■ Entries ■
## begin

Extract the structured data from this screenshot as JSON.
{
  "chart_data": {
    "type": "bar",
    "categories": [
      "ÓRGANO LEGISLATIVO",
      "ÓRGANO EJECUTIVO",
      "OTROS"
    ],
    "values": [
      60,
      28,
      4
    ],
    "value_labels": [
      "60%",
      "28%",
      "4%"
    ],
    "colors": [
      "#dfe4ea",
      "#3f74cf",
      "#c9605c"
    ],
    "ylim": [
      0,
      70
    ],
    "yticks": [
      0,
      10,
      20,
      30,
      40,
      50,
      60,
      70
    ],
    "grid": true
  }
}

## end

■ Exercise brief ■
Identify the lines that hold the word "ÓRGANO". Copy every one of them.

■ Task answer ■
      "ÓRGANO LEGISLATIVO",
      "ÓRGANO EJECUTIVO",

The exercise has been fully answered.